**TEXT FOR ANALYSIS**.
══════════════════════════════

[POWERPC] spufs: decouple spu scheduler from spufs_spu_run (asynchronous scheduling)

Change spufs_spu_run so that the context is queued directly to the scheduler and the controlling thread advances directly to spufs_wait() for spe errors and exceptions. nosched contexts are treated the same as before. Fixes from Christoph Hellwig <hch@lst.de> Signed-off-by: Luke Browning <lukebr@linux.vnet.ibm.com> Signed-off-by: Jeremy Kerr <jk@ozlabs.org> Signed-off-by: Paul Mackerras <paulus@samba.org>
2024-10-14 04:26:45 +00:00 · 2007-12-20 16:39:59 +09:00 · 2007-12-20 16:39:59 +09:00 · e65c2f6fce
commit e65c2f6fce
parent 9476141c18
5 changed files with 200 additions and 168 deletions
--- a/arch/powerpc/platforms/cell/spufs/context.c
+++ b/arch/powerpc/platforms/cell/spufs/context.c
@ -133,37 +133,6 @@ void spu_unmap_mappings(struct spu_context *ctx)
 	mutex_unlock(&ctx->mapping_lock);
 }
 /**
 * spu_acquire_runnable - lock spu contex and make sure it is in runnable state
 * @ctx:	spu contex to lock
 *
 * Note:
 *	Returns 0 and with the context locked on success
 *	Returns negative error and with the context _unlocked_ on failure.
 */
 int spu_acquire_runnable(struct spu_context *ctx, unsigned long flags)
 {
 	int ret = -EINVAL;
 	spu_acquire(ctx);
 	if (ctx->state == SPU_STATE_SAVED) {
 		/*
 		 * Context is about to be freed, so we can't acquire it anymore.
 		 */
 		if (!ctx->owner)
 			goto out_unlock;
 		ret = spu_activate(ctx, flags);
 		if (ret)
 			goto out_unlock;
 	}
 	return 0;
 out_unlock:
 	spu_release(ctx);
 	return ret;
 }
 /**
 * spu_acquire_saved - lock spu contex and make sure it is in saved state
 * @ctx:	spu contex to lock
--- a/arch/powerpc/platforms/cell/spufs/file.c
+++ b/arch/powerpc/platforms/cell/spufs/file.c
@ -572,6 +572,9 @@ void spufs_ibox_callback(struct spu *spu)

══════════════════════════════

**DATASET RECORDS**.
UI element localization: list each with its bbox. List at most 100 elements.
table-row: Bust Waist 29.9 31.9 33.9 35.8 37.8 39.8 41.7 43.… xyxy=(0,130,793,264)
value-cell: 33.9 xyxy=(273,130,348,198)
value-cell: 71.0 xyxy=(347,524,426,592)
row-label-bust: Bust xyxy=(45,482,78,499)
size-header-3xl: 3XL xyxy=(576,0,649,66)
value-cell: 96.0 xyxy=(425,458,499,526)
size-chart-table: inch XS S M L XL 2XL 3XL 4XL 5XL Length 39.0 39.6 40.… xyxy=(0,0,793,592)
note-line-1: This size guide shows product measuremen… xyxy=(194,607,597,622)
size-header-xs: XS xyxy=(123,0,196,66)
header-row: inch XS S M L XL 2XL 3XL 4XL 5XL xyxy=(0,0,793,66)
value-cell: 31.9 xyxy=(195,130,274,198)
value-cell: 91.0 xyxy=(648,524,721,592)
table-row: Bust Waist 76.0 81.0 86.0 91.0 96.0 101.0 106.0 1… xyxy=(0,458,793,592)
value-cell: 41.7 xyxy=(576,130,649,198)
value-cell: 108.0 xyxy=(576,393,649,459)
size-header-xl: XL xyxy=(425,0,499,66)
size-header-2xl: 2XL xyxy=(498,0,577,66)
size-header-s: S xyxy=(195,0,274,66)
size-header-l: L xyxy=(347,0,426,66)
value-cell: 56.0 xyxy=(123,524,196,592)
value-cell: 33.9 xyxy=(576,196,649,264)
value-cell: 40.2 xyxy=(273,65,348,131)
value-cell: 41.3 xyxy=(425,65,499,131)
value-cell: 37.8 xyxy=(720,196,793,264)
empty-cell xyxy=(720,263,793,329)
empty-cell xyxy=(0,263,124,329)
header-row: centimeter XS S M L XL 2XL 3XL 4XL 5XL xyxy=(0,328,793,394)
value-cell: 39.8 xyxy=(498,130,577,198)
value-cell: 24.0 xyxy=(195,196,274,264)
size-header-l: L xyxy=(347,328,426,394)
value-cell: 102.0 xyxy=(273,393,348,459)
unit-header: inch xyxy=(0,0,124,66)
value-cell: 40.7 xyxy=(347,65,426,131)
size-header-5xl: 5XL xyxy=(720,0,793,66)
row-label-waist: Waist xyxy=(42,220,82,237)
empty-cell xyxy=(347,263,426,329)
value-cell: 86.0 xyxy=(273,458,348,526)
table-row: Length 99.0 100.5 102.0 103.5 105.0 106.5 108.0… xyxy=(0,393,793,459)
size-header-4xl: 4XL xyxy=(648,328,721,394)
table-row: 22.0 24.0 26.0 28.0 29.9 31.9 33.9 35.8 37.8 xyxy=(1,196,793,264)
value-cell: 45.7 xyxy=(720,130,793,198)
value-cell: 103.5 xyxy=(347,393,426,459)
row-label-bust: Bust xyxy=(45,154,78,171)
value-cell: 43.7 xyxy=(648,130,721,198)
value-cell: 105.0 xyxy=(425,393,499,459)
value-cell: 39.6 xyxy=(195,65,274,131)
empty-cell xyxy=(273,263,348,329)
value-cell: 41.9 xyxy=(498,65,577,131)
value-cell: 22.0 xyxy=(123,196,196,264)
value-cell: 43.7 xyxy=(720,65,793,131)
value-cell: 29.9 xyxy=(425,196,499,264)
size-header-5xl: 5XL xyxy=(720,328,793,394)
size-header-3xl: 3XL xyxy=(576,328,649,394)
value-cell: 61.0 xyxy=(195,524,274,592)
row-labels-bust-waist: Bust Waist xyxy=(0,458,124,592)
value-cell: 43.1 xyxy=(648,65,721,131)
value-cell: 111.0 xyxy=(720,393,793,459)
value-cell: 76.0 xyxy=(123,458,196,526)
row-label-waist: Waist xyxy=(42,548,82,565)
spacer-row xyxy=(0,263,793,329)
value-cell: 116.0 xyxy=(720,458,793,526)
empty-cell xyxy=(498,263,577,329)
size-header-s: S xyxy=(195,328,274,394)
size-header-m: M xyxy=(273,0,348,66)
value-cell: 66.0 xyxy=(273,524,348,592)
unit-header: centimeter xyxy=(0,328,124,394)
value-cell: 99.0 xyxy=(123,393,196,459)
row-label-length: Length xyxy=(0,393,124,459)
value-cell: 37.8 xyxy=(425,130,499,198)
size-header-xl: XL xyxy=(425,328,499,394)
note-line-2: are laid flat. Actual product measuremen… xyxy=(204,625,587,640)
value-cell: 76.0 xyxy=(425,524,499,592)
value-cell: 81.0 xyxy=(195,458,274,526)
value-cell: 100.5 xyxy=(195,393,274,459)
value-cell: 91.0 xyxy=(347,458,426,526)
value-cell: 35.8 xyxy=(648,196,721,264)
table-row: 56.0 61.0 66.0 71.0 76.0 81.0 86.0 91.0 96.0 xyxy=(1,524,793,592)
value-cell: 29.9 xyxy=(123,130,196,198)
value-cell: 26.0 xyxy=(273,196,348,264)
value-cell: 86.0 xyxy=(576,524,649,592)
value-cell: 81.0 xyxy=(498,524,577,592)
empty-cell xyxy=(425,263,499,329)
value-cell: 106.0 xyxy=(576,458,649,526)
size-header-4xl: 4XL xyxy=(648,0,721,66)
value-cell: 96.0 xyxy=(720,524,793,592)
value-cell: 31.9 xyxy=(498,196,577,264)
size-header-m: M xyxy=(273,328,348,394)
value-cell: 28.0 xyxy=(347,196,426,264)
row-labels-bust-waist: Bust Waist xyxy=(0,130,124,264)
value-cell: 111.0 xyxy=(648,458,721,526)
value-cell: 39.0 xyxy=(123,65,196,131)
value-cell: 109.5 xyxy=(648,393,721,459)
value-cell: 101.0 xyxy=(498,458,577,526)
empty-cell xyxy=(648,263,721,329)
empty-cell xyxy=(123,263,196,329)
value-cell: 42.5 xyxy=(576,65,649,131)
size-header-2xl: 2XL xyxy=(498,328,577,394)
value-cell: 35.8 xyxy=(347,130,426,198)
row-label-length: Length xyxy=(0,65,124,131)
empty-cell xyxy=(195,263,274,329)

══════════════════════════════

**REQUIRED ACTION A**.
Update the spufs commit page by reproducing everything from "[POWERPC] spufs: decouple" down to "spu_unmap_mappings(struct spu_context *ctx)", with "scheduler" replaced by "dispatcher".
**REQUIRED ACTION B**.
Write what comes next in the spufs commit page, starting after its last line.

**RESPONSE BOX A**.
[POWERPC] spufs: decouple spu dispatcher from spufs_spu_run (asynchronous scheduling)

Change spufs_spu_run so that the context is queued directly to the dispatcher and the controlling thread advances directly to spufs_wait() for spe errors and exceptions. nosched contexts are treated the same as before. Fixes from Christoph Hellwig <hch@lst.de> Signed-off-by: Luke Browning <lukebr@linux.vnet.ibm.com> Signed-off-by: Jeremy Kerr <jk@ozlabs.org> Signed-off-by: Paul Mackerras <paulus@samba.org>
2024-10-14 04:26:45 +00:00 · 2007-12-20 16:39:59 +09:00 · 2007-12-20 16:39:59 +09:00 · e65c2f6fce
commit e65c2f6fce
parent 9476141c18
5 changed files with 200 additions and 168 deletions
--- a/arch/powerpc/platforms/cell/spufs/context.c
+++ b/arch/powerpc/platforms/cell/spufs/context.c
@ -133,37 +133,6 @@ void spu_unmap_mappings(struct spu_context *ctx)

**RESPONSE BOX B**.
 {
 	struct spu_context *ctx = spu->ctx;
 	if (!ctx)
 		return;
 	wake_up_all(&ctx->ibox_wq);
 	kill_fasync(&ctx->ibox_fasync, SIGIO, POLLIN);
 }
@ -708,6 +711,9 @@ void spufs_wbox_callback(struct spu *spu)
 {
 	struct spu_context *ctx = spu->ctx;
 	if (!ctx)
 		return;
 	wake_up_all(&ctx->wbox_wq);
 	kill_fasync(&ctx->wbox_fasync, SIGIO, POLLOUT);
 }
@ -1339,6 +1345,9 @@ void spufs_mfc_callback(struct spu *spu)
 {
 	struct spu_context *ctx = spu->ctx;
 	if (!ctx)
 		return;
 	wake_up_all(&ctx->mfc_wq);
 	pr_debug("%s %s\n", __FUNCTION__, spu->name);
--- a/arch/powerpc/platforms/cell/spufs/run.c
+++ b/arch/powerpc/platforms/cell/spufs/run.c
@ -41,21 +41,29 @@ void spufs_stop_callback(struct spu *spu)
 	spu->dar = 0;
 }
-static inline int spu_stopped(struct spu_context *ctx, u32 *stat)
+int spu_stopped(struct spu_context *ctx, u32 *stat)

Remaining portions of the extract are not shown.